-- GOAL OF THE EXERCISE --
Scan the entries and tally the lines that include the string "name". Reply with the figure alone.

== == ==

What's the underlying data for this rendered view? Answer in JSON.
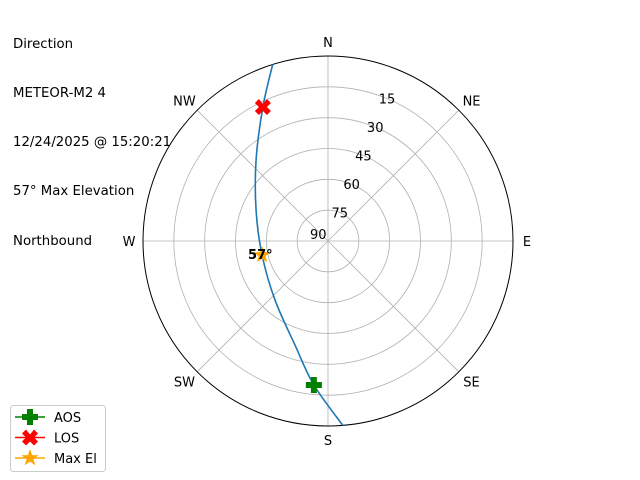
{
  "chart_data": {
    "type": "polar",
    "title_lines": [
      "Direction",
      "METEOR-M2 4",
      "12/24/2025 @ 15:20:21",
      "57° Max Elevation",
      "Northbound"
    ],
    "theta_direction": "clockwise",
    "theta_zero": "N",
    "direction_labels": [
      {
        "label": "N",
        "az": 0
      },
      {
        "label": "NE",
        "az": 45
      },
      {
        "label": "E",
        "az": 90
      },
      {
        "label": "SE",
        "az": 135
      },
      {
        "label": "S",
        "az": 180
      },
      {
        "label": "SW",
        "az": 225
      },
      {
        "label": "W",
        "az": 270
      },
      {
        "label": "NW",
        "az": 315
      }
    ],
    "radial_ticks": [
      "15",
      "30",
      "45",
      "60",
      "75",
      "90"
    ],
    "radial_tick_values": [
      15,
      30,
      45,
      60,
      75,
      90
    ],
    "elevation_range": [
      0,
      90
    ],
    "grid": true,
    "track": {
      "color": "#1f77b4",
      "points": [
        {
          "az": 175.4,
          "el": 0
        },
        {
          "az": 185.6,
          "el": 19.6
        },
        {
          "az": 197.6,
          "el": 36.9
        },
        {
          "az": 221.9,
          "el": 51.4
        },
        {
          "az": 258.0,
          "el": 57.2
        },
        {
          "az": 293.3,
          "el": 51.9
        },
        {
          "az": 318.4,
          "el": 37.3
        },
        {
          "az": 334.1,
          "el": 17.5
        },
        {
          "az": 342.6,
          "el": 0
        }
      ]
    },
    "markers": [
      {
        "name": "AOS",
        "az": 185.6,
        "el": 19.6,
        "color": "#008000",
        "shape": "plus"
      },
      {
        "name": "LOS",
        "az": 334.1,
        "el": 17.5,
        "color": "#ff0000",
        "shape": "x"
      },
      {
        "name": "Max El",
        "az": 258.0,
        "el": 57.2,
        "color": "#ffa500",
        "shape": "star"
      }
    ],
    "annotation": {
      "text": "57°",
      "az": 258.0,
      "el": 57.2
    },
    "legend": {
      "placement": "lower-left",
      "entries": [
        "AOS",
        "LOS",
        "Max El"
      ]
    }
  }
}
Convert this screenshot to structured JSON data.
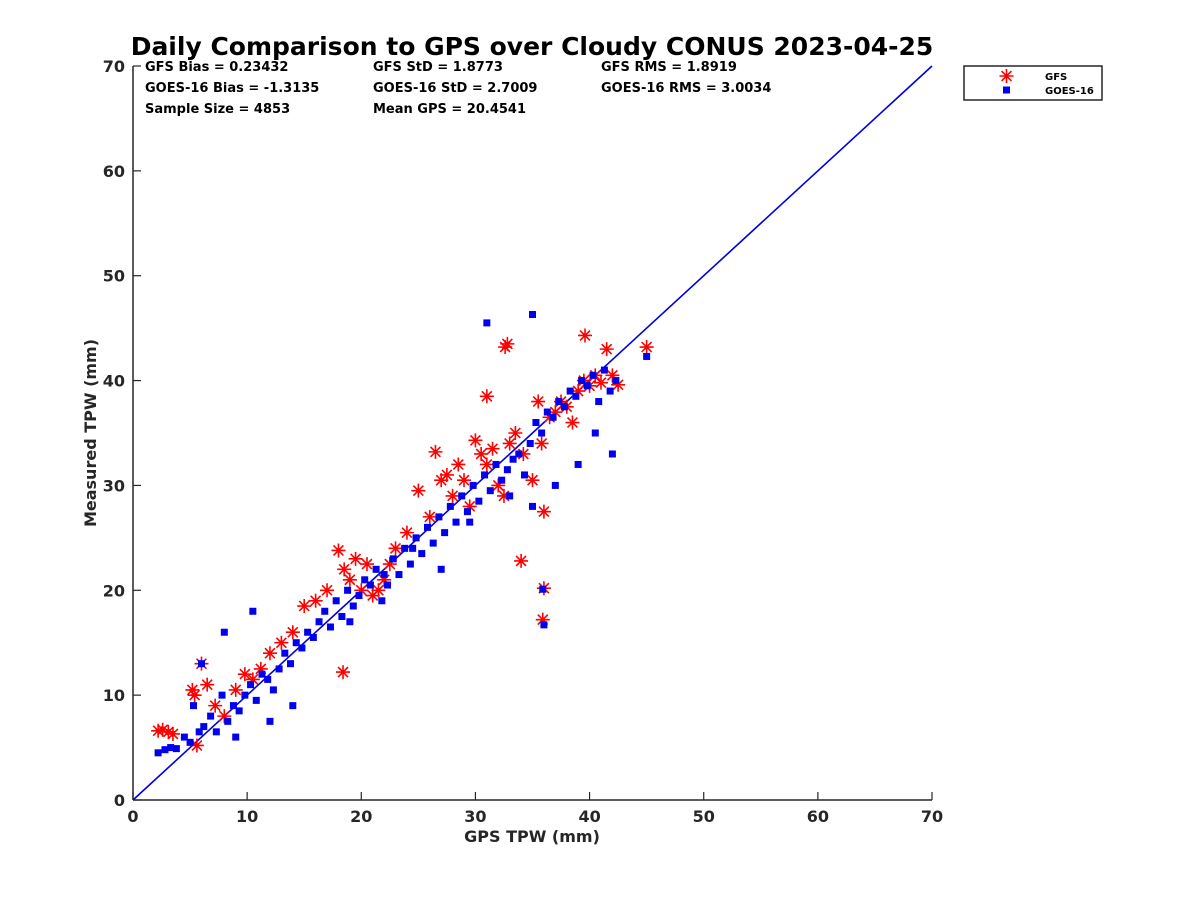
{
  "chart_data": {
    "type": "scatter",
    "title": "Daily Comparison to GPS over Cloudy CONUS 2023-04-25",
    "xlabel": "GPS TPW (mm)",
    "ylabel": "Measured TPW (mm)",
    "xlim": [
      0,
      70
    ],
    "ylim": [
      0,
      70
    ],
    "xticks": [
      "0",
      "10",
      "20",
      "30",
      "40",
      "50",
      "60",
      "70"
    ],
    "yticks": [
      "0",
      "10",
      "20",
      "30",
      "40",
      "50",
      "60",
      "70"
    ],
    "grid": false,
    "legend_position": "outside top-right",
    "stats": [
      "GFS Bias = 0.23432",
      "GFS StD = 1.8773",
      "GFS RMS = 1.8919",
      "GOES-16 Bias = -1.3135",
      "GOES-16 StD = 2.7009",
      "GOES-16 RMS = 3.0034",
      "Sample Size = 4853",
      "Mean GPS = 20.4541"
    ],
    "reference_line": {
      "x": [
        0,
        70
      ],
      "y": [
        0,
        70
      ],
      "color": "#0000dd"
    },
    "series": [
      {
        "name": "GFS",
        "marker": "asterisk",
        "color": "#ff0000",
        "x": [
          2.2,
          2.6,
          3.1,
          3.5,
          5.2,
          5.4,
          5.6,
          6.0,
          6.5,
          7.2,
          8.0,
          9.0,
          9.8,
          10.5,
          11.2,
          12.0,
          13.0,
          14.0,
          15.0,
          16.0,
          17.0,
          18.0,
          18.5,
          19.0,
          19.5,
          20.0,
          20.5,
          21.0,
          21.5,
          22.0,
          22.5,
          23.0,
          24.0,
          25.0,
          26.0,
          26.5,
          27.0,
          27.5,
          28.0,
          28.5,
          29.0,
          29.5,
          30.0,
          30.5,
          31.0,
          31.5,
          32.0,
          32.5,
          32.8,
          33.0,
          33.5,
          34.0,
          34.2,
          35.0,
          35.5,
          35.8,
          36.0,
          36.5,
          37.0,
          37.5,
          38.0,
          38.5,
          39.0,
          39.5,
          39.6,
          40.0,
          40.5,
          41.0,
          41.5,
          42.0,
          42.5,
          45.0,
          18.4,
          31.0,
          32.6,
          36.0,
          35.9
        ],
        "y": [
          6.6,
          6.7,
          6.5,
          6.3,
          10.5,
          10.0,
          5.2,
          13.0,
          11.0,
          9.0,
          8.0,
          10.5,
          12.0,
          11.5,
          12.5,
          14.0,
          15.0,
          16.0,
          18.5,
          19.0,
          20.0,
          23.8,
          22.0,
          21.0,
          23.0,
          20.0,
          22.5,
          19.5,
          20.0,
          21.0,
          22.5,
          24.0,
          25.5,
          29.5,
          27.0,
          33.2,
          30.5,
          31.0,
          29.0,
          32.0,
          30.5,
          28.0,
          34.3,
          33.0,
          32.0,
          33.5,
          30.0,
          29.0,
          43.5,
          34.0,
          35.0,
          22.8,
          33.0,
          30.5,
          38.0,
          34.0,
          27.5,
          36.5,
          37.0,
          38.0,
          37.5,
          36.0,
          39.0,
          40.0,
          44.3,
          39.5,
          40.5,
          39.8,
          43.0,
          40.5,
          39.6,
          43.2,
          12.2,
          38.5,
          43.2,
          20.2,
          17.2
        ]
      },
      {
        "name": "GOES-16",
        "marker": "square",
        "color": "#0000ee",
        "x": [
          2.2,
          2.8,
          3.3,
          3.8,
          4.5,
          5.0,
          5.3,
          5.8,
          6.2,
          6.8,
          7.3,
          7.8,
          8.3,
          8.8,
          9.3,
          9.8,
          10.3,
          10.8,
          11.3,
          11.8,
          12.3,
          12.8,
          13.3,
          13.8,
          14.3,
          14.8,
          15.3,
          15.8,
          16.3,
          16.8,
          17.3,
          17.8,
          18.3,
          18.8,
          19.3,
          19.8,
          20.3,
          20.8,
          21.3,
          21.8,
          22.3,
          22.8,
          23.3,
          23.8,
          24.3,
          24.8,
          25.3,
          25.8,
          26.3,
          26.8,
          27.3,
          27.8,
          28.3,
          28.8,
          29.3,
          29.8,
          30.3,
          30.8,
          31.3,
          31.8,
          32.3,
          32.8,
          33.3,
          33.8,
          34.3,
          34.8,
          35.3,
          35.8,
          36.3,
          36.8,
          37.3,
          37.8,
          38.3,
          38.8,
          39.3,
          39.8,
          40.3,
          40.8,
          41.3,
          41.8,
          42.3,
          45.0,
          31.0,
          35.0,
          36.0,
          35.9,
          10.5,
          8.0,
          6.0,
          9.0,
          12.0,
          14.0,
          19.0,
          22.0,
          24.5,
          27.0,
          29.5,
          33.0,
          35.0,
          37.0,
          39.0,
          40.5,
          42.0
        ],
        "y": [
          4.5,
          4.8,
          5.0,
          4.9,
          6.0,
          5.5,
          9.0,
          6.5,
          7.0,
          8.0,
          6.5,
          10.0,
          7.5,
          9.0,
          8.5,
          10.0,
          11.0,
          9.5,
          12.0,
          11.5,
          10.5,
          12.5,
          14.0,
          13.0,
          15.0,
          14.5,
          16.0,
          15.5,
          17.0,
          18.0,
          16.5,
          19.0,
          17.5,
          20.0,
          18.5,
          19.5,
          21.0,
          20.5,
          22.0,
          19.0,
          20.5,
          23.0,
          21.5,
          24.0,
          22.5,
          25.0,
          23.5,
          26.0,
          24.5,
          27.0,
          25.5,
          28.0,
          26.5,
          29.0,
          27.5,
          30.0,
          28.5,
          31.0,
          29.5,
          32.0,
          30.5,
          31.5,
          32.5,
          33.0,
          31.0,
          34.0,
          36.0,
          35.0,
          37.0,
          36.5,
          38.0,
          37.5,
          39.0,
          38.5,
          40.0,
          39.5,
          40.5,
          38.0,
          41.0,
          39.0,
          40.0,
          42.3,
          45.5,
          46.3,
          16.7,
          20.1,
          18.0,
          16.0,
          13.0,
          6.0,
          7.5,
          9.0,
          17.0,
          21.5,
          24.0,
          22.0,
          26.5,
          29.0,
          28.0,
          30.0,
          32.0,
          35.0,
          33.0
        ]
      }
    ]
  }
}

== == ==

-- RESULT FOR THIS EXERCISE --
5